▶ [What you have to do] Leave out the pictures and transcribe the rest of the records exactly.
##########
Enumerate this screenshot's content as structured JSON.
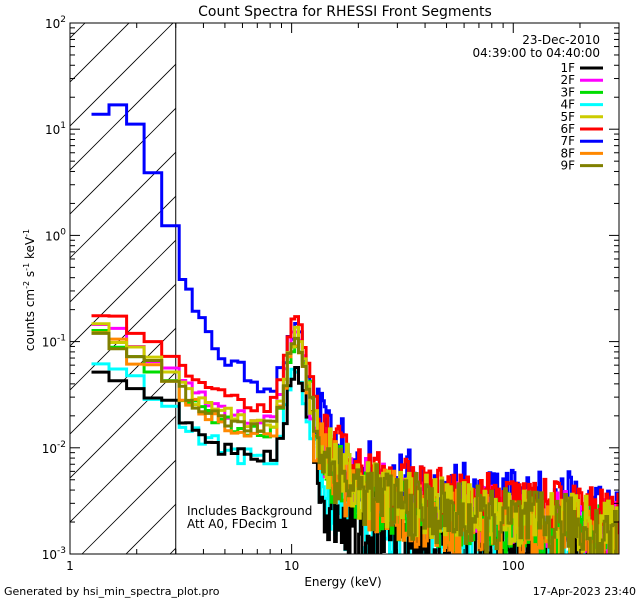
{
  "chart_data": {
    "type": "line",
    "title": "Count Spectra for RHESSI Front Segments",
    "xlabel": "Energy (keV)",
    "ylabel_parts": {
      "base": "counts cm",
      "exp1": "-2",
      "mid": " s",
      "exp2": "-1",
      "mid2": " keV",
      "exp3": "-1"
    },
    "x_scale": "log",
    "y_scale": "log",
    "xlim": [
      1,
      300
    ],
    "ylim": [
      0.001,
      100
    ],
    "x_major_ticks": [
      {
        "value": 1,
        "label": "1"
      },
      {
        "value": 10,
        "label": "10"
      },
      {
        "value": 100,
        "label": "100"
      }
    ],
    "y_major_ticks": [
      {
        "value": 0.001,
        "base": "10",
        "exp": "-3"
      },
      {
        "value": 0.01,
        "base": "10",
        "exp": "-2"
      },
      {
        "value": 0.1,
        "base": "10",
        "exp": "-1"
      },
      {
        "value": 1,
        "base": "10",
        "exp": "0"
      },
      {
        "value": 10,
        "base": "10",
        "exp": "1"
      },
      {
        "value": 100,
        "base": "10",
        "exp": "2"
      }
    ],
    "date_label": "23-Dec-2010",
    "time_label": "04:39:00 to 04:40:00",
    "excluded_region": {
      "x_min": 1,
      "x_max": 3
    },
    "annotations": [
      "Includes Background",
      "Att A0, FDecim 1"
    ],
    "legend_position": "top-right",
    "series": [
      {
        "name": "1F",
        "color": "#000000",
        "shift": 0.32,
        "noise": 0.55
      },
      {
        "name": "2F",
        "color": "#ff00ff",
        "shift": 0.78,
        "noise": 0.35
      },
      {
        "name": "3F",
        "color": "#00dd00",
        "shift": 0.62,
        "noise": 0.4
      },
      {
        "name": "4F",
        "color": "#00ffff",
        "shift": 0.34,
        "noise": 0.5
      },
      {
        "name": "5F",
        "color": "#cccc00",
        "shift": 0.72,
        "noise": 0.38
      },
      {
        "name": "6F",
        "color": "#ff0000",
        "shift": 1.05,
        "noise": 0.3
      },
      {
        "name": "7F",
        "color": "#0000ff",
        "shift": 0.55,
        "noise": 0.45
      },
      {
        "name": "8F",
        "color": "#ff8800",
        "shift": 0.6,
        "noise": 0.42
      },
      {
        "name": "9F",
        "color": "#808000",
        "shift": 0.66,
        "noise": 0.4
      }
    ],
    "anchors": {
      "energy": [
        1.25,
        1.5,
        1.8,
        2.1,
        2.5,
        3.0,
        3.5,
        4.2,
        5.0,
        6.0,
        7.0,
        8.0,
        9.0,
        9.6,
        10.2,
        10.6,
        11.2,
        12.0,
        14.0,
        17.0,
        20.0,
        25.0,
        30.0,
        40.0,
        50.0,
        70.0,
        100.0,
        150.0,
        200.0,
        250.0,
        300.0
      ],
      "counts_7F": [
        16,
        15,
        9.5,
        5.5,
        1.85,
        0.58,
        0.2,
        0.1,
        0.065,
        0.05,
        0.04,
        0.038,
        0.06,
        0.1,
        0.13,
        0.12,
        0.07,
        0.03,
        0.012,
        0.008,
        0.006,
        0.005,
        0.0045,
        0.004,
        0.0035,
        0.003,
        0.003,
        0.0028,
        0.0025,
        0.0022,
        0.0018
      ],
      "counts_base": [
        0.18,
        0.15,
        0.12,
        0.1,
        0.075,
        0.055,
        0.042,
        0.034,
        0.028,
        0.024,
        0.022,
        0.025,
        0.05,
        0.11,
        0.17,
        0.15,
        0.09,
        0.035,
        0.012,
        0.008,
        0.006,
        0.005,
        0.0045,
        0.004,
        0.0036,
        0.0032,
        0.003,
        0.0028,
        0.0026,
        0.0023,
        0.002
      ]
    }
  },
  "footer": {
    "generated_by": "Generated by hsi_min_spectra_plot.pro",
    "timestamp": "17-Apr-2023 23:40"
  }
}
##########
▶ [Solution for this task]
Enumerate this screenshot's content as structured JSON.
{
  "chart_data": {
    "type": "line",
    "title": "Count Spectra for RHESSI Front Segments",
    "xlabel": "Energy (keV)",
    "ylabel_parts": {
      "base": "counts cm",
      "exp1": "-2",
      "mid": " s",
      "exp2": "-1",
      "mid2": " keV",
      "exp3": "-1"
    },
    "x_scale": "log",
    "y_scale": "log",
    "xlim": [
      1,
      300
    ],
    "ylim": [
      0.001,
      100
    ],
    "x_major_ticks": [
      {
        "value": 1,
        "label": "1"
      },
      {
        "value": 10,
        "label": "10"
      },
      {
        "value": 100,
        "label": "100"
      }
    ],
    "y_major_ticks": [
      {
        "value": 0.001,
        "base": "10",
        "exp": "-3"
      },
      {
        "value": 0.01,
        "base": "10",
        "exp": "-2"
      },
      {
        "value": 0.1,
        "base": "10",
        "exp": "-1"
      },
      {
        "value": 1,
        "base": "10",
        "exp": "0"
      },
      {
        "value": 10,
        "base": "10",
        "exp": "1"
      },
      {
        "value": 100,
        "base": "10",
        "exp": "2"
      }
    ],
    "date_label": "23-Dec-2010",
    "time_label": "04:39:00 to 04:40:00",
    "excluded_region": {
      "x_min": 1,
      "x_max": 3
    },
    "annotations": [
      "Includes Background",
      "Att A0, FDecim 1"
    ],
    "legend_position": "top-right",
    "series": [
      {
        "name": "1F",
        "color": "#000000",
        "shift": 0.32,
        "noise": 0.55
      },
      {
        "name": "2F",
        "color": "#ff00ff",
        "shift": 0.78,
        "noise": 0.35
      },
      {
        "name": "3F",
        "color": "#00dd00",
        "shift": 0.62,
        "noise": 0.4
      },
      {
        "name": "4F",
        "color": "#00ffff",
        "shift": 0.34,
        "noise": 0.5
      },
      {
        "name": "5F",
        "color": "#cccc00",
        "shift": 0.72,
        "noise": 0.38
      },
      {
        "name": "6F",
        "color": "#ff0000",
        "shift": 1.05,
        "noise": 0.3
      },
      {
        "name": "7F",
        "color": "#0000ff",
        "shift": 0.55,
        "noise": 0.45
      },
      {
        "name": "8F",
        "color": "#ff8800",
        "shift": 0.6,
        "noise": 0.42
      },
      {
        "name": "9F",
        "color": "#808000",
        "shift": 0.66,
        "noise": 0.4
      }
    ],
    "anchors": {
      "energy": [
        1.25,
        1.5,
        1.8,
        2.1,
        2.5,
        3.0,
        3.5,
        4.2,
        5.0,
        6.0,
        7.0,
        8.0,
        9.0,
        9.6,
        10.2,
        10.6,
        11.2,
        12.0,
        14.0,
        17.0,
        20.0,
        25.0,
        30.0,
        40.0,
        50.0,
        70.0,
        100.0,
        150.0,
        200.0,
        250.0,
        300.0
      ],
      "counts_7F": [
        16,
        15,
        9.5,
        5.5,
        1.85,
        0.58,
        0.2,
        0.1,
        0.065,
        0.05,
        0.04,
        0.038,
        0.06,
        0.1,
        0.13,
        0.12,
        0.07,
        0.03,
        0.012,
        0.008,
        0.006,
        0.005,
        0.0045,
        0.004,
        0.0035,
        0.003,
        0.003,
        0.0028,
        0.0025,
        0.0022,
        0.0018
      ],
      "counts_base": [
        0.18,
        0.15,
        0.12,
        0.1,
        0.075,
        0.055,
        0.042,
        0.034,
        0.028,
        0.024,
        0.022,
        0.025,
        0.05,
        0.11,
        0.17,
        0.15,
        0.09,
        0.035,
        0.012,
        0.008,
        0.006,
        0.005,
        0.0045,
        0.004,
        0.0036,
        0.0032,
        0.003,
        0.0028,
        0.0026,
        0.0023,
        0.002
      ]
    }
  },
  "footer": {
    "generated_by": "Generated by hsi_min_spectra_plot.pro",
    "timestamp": "17-Apr-2023 23:40"
  }
}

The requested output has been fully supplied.